====== EXERCISE INPUT
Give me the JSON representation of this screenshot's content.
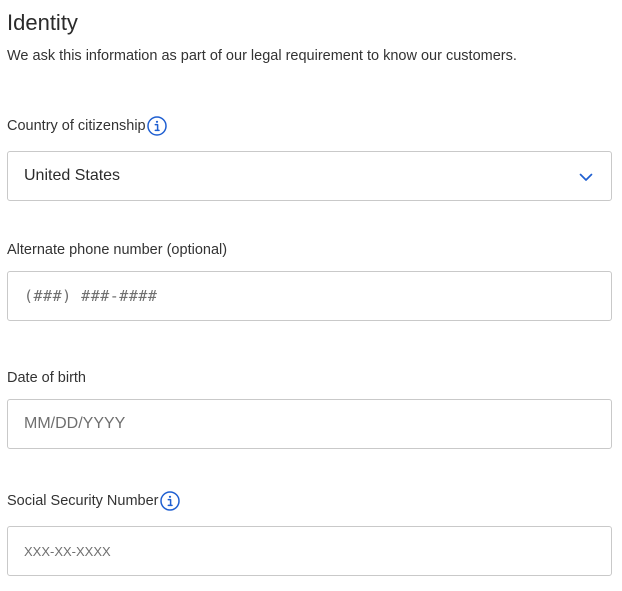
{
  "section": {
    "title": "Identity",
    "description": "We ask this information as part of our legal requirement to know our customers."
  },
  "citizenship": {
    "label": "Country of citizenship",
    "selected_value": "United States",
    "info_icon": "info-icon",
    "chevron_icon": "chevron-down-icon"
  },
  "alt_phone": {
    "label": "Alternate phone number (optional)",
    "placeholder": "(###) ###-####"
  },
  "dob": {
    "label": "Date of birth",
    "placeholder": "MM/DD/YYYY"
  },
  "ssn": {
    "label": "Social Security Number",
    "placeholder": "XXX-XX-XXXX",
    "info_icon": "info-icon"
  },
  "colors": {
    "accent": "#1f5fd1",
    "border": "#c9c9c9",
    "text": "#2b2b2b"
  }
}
============
REQUIRED TASK: Report each line in the preceding entries that holds the string "label".

SOLUTION FOR THIS TASK:
    "label": "Country of citizenship",
    "label": "Alternate phone number (optional)",
    "label": "Date of birth",
    "label": "Social Security Number",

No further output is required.